AIM:
Pictures do not belong in the copy. Return all of the entries exactly.

====

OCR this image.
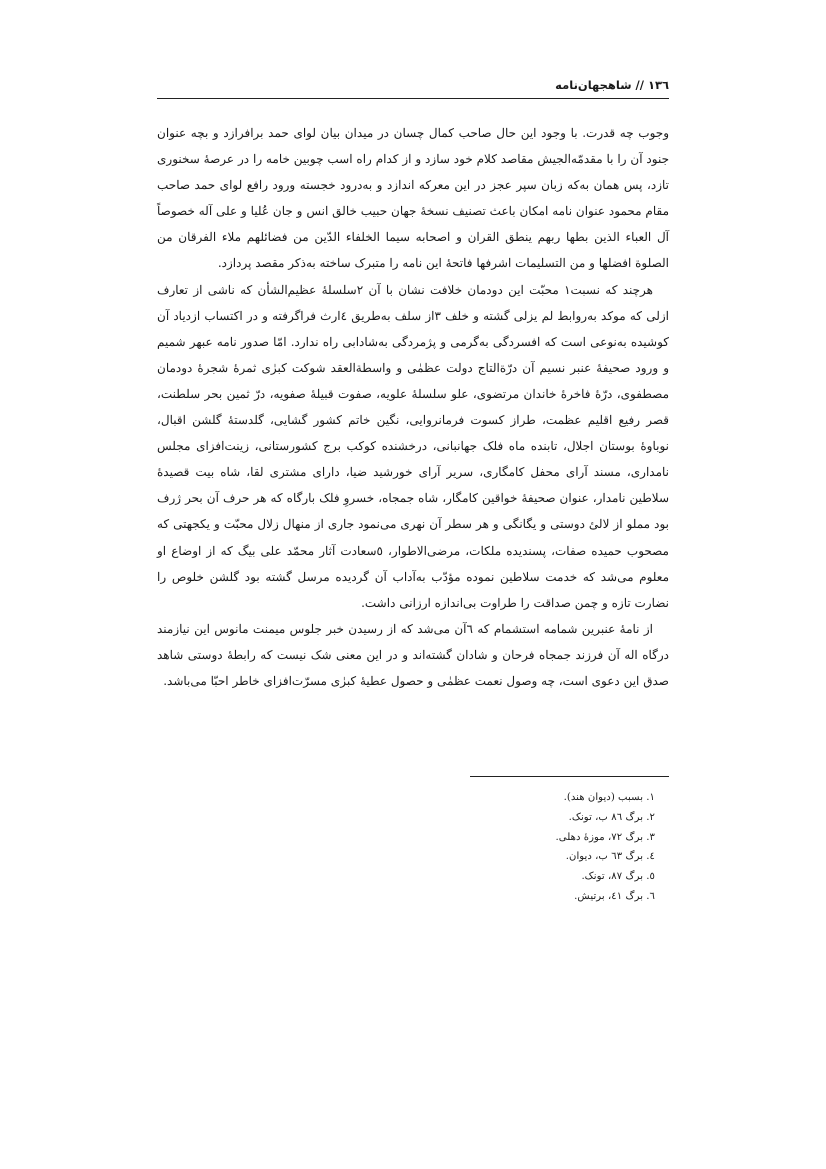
١٣٦ // شاهجهان‌نامه

وجوب چه قدرت. با وجود این حال صاحب کمال چسان در میدان بیان لوای حمد برافرازد و بچه عنوان جنود آن را با مقدمّه‌الجیش مقاصد کلام خود سازد و از کدام راه اسب چوبین خامه را در عرصهٔ سخنوری تازد، پس همان به‌که زبان سپر عجز در این معرکه اندازد و به‌درود خجسته ورود رافع لوای حمد صاحب مقام محمود عنوان نامه امکان باعث تصنیف نسخهٔ جهان حبیب خالق انس و جان عُلیا و علی آله خصوصاً آل العباء الذین بطها ربهم ینطق القران و اصحابه سیما الخلفاء الدّین من فضائلهم ملاء الفرقان من الصلوة افضلها و من التسلیمات اشرفها فاتحهٔ این نامه را متبرک ساخته به‌ذکر مقصد پردازد.

هرچند که نسبت١ محبّت این دودمان خلافت نشان با آن ٢سلسلهٔ عظیم‌الشأن که ناشی از تعارف ازلی که موکد به‌روابط لم یزلی گشته و خلف ٣از سلف به‌طریق ٤ارث فراگرفته و در اکتساب ازدیاد آن کوشیده به‌نوعی است که افسردگی به‌گرمی و پژمردگی به‌شادابی راه ندارد. امّا صدور نامه عبهر شمیم و ورود صحیفهٔ عنبر نسیم آن درّةالتاج دولت عظمٰی و واسطةالعقد شوکت کبرٰی ثمرهٔ شجرهٔ دودمان مصطفوی، درّهٔ فاخرهٔ خاندان مرتضوی، علو سلسلهٔ علویه، صفوت قبیلهٔ صفویه، درّ ثمین بحر سلطنت، قصر رفیع اقلیم عظمت، طراز کسوت فرمانروایی، نگین خاتم کشور گشایی، گلدستهٔ گلشن اقبال، نوباوهٔ بوستان اجلال، تابنده ماه فلک جهانبانی، درخشنده کوکب برج کشورستانی، زینت‌افزای مجلس نامداری، مسند آرای محفل کامگاری، سریر آرای خورشید ضیا، دارای مشتری لقا، شاه بیت قصیدهٔ سلاطین نامدار، عنوان صحیفهٔ خواقین کامگار، شاه جمجاه، خسروِ فلک بارگاه که هر حرف آن بحر ژرف بود مملو از لالئ دوستی و یگانگی و هر سطر آن نهری می‌نمود جاری از منهال زلال محبّت و یکجهتی که مصحوب حمیده صفات، پسندیده ملکات، مرضی‌الاطوار، ٥سعادت آثار محمّد علی بیگ که از اوضاع او معلوم می‌شد که خدمت سلاطین نموده مؤدّب به‌آداب آن گردیده مرسل گشته بود گلشن خلوص را نضارت تازه و چمن صداقت را طراوت بی‌اندازه ارزانی داشت.

از نامهٔ عنبرین شمامه استشمام که ٦آن می‌شد که از رسیدن خبر جلوس میمنت مانوس این نیازمند درگاه اله آن فرزند جمجاه فرحان و شادان گشته‌اند و در این معنی شک نیست که رابطهٔ دوستی شاهد صدق این دعوی است، چه وصول نعمت عظمٰی و حصول عطیهٔ کبرٰی مسرّت‌افزای خاطر احبّا می‌باشد.

١. بسبب (دیوان هند).

٢. برگ ٨٦ ب، تونک.

٣. برگ ٧٢، موزهٔ دهلی.

٤. برگ ٦٣ ب، دیوان.

٥. برگ ٨٧، تونک.

٦. برگ ٤١، برتیش.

====

ANSWER TO THIS EXERCISE:
OCR this image.
١٣٦ // شاهجهان‌نامه

وجوب چه قدرت. با وجود این حال صاحب کمال چسان در میدان بیان لوای حمد برافرازد و بچه عنوان جنود آن را با مقدمّه‌الجیش مقاصد کلام خود سازد و از کدام راه اسب چوبین خامه را در عرصهٔ سخنوری تازد، پس همان به‌که زبان سپر عجز در این معرکه اندازد و به‌درود خجسته ورود رافع لوای حمد صاحب مقام محمود عنوان نامه امکان باعث تصنیف نسخهٔ جهان حبیب خالق انس و جان عُلیا و علی آله خصوصاً آل العباء الذین بطها ربهم ینطق القران و اصحابه سیما الخلفاء الدّین من فضائلهم ملاء الفرقان من الصلوة افضلها و من التسلیمات اشرفها فاتحهٔ این نامه را متبرک ساخته به‌ذکر مقصد پردازد.

هرچند که نسبت١ محبّت این دودمان خلافت نشان با آن ٢سلسلهٔ عظیم‌الشأن که ناشی از تعارف ازلی که موکد به‌روابط لم یزلی گشته و خلف ٣از سلف به‌طریق ٤ارث فراگرفته و در اکتساب ازدیاد آن کوشیده به‌نوعی است که افسردگی به‌گرمی و پژمردگی به‌شادابی راه ندارد. امّا صدور نامه عبهر شمیم و ورود صحیفهٔ عنبر نسیم آن درّةالتاج دولت عظمٰی و واسطةالعقد شوکت کبرٰی ثمرهٔ شجرهٔ دودمان مصطفوی، درّهٔ فاخرهٔ خاندان مرتضوی، علو سلسلهٔ علویه، صفوت قبیلهٔ صفویه، درّ ثمین بحر سلطنت، قصر رفیع اقلیم عظمت، طراز کسوت فرمانروایی، نگین خاتم کشور گشایی، گلدستهٔ گلشن اقبال، نوباوهٔ بوستان اجلال، تابنده ماه فلک جهانبانی، درخشنده کوکب برج کشورستانی، زینت‌افزای مجلس نامداری، مسند آرای محفل کامگاری، سریر آرای خورشید ضیا، دارای مشتری لقا، شاه بیت قصیدهٔ سلاطین نامدار، عنوان صحیفهٔ خواقین کامگار، شاه جمجاه، خسروِ فلک بارگاه که هر حرف آن بحر ژرف بود مملو از لالئ دوستی و یگانگی و هر سطر آن نهری می‌نمود جاری از منهال زلال محبّت و یکجهتی که مصحوب حمیده صفات، پسندیده ملکات، مرضی‌الاطوار، ٥سعادت آثار محمّد علی بیگ که از اوضاع او معلوم می‌شد که خدمت سلاطین نموده مؤدّب به‌آداب آن گردیده مرسل گشته بود گلشن خلوص را نضارت تازه و چمن صداقت را طراوت بی‌اندازه ارزانی داشت.

از نامهٔ عنبرین شمامه استشمام که ٦آن می‌شد که از رسیدن خبر جلوس میمنت مانوس این نیازمند درگاه اله آن فرزند جمجاه فرحان و شادان گشته‌اند و در این معنی شک نیست که رابطهٔ دوستی شاهد صدق این دعوی است، چه وصول نعمت عظمٰی و حصول عطیهٔ کبرٰی مسرّت‌افزای خاطر احبّا می‌باشد.

١. بسبب (دیوان هند).

٢. برگ ٨٦ ب، تونک.

٣. برگ ٧٢، موزهٔ دهلی.

٤. برگ ٦٣ ب، دیوان.

٥. برگ ٨٧، تونک.

٦. برگ ٤١، برتیش.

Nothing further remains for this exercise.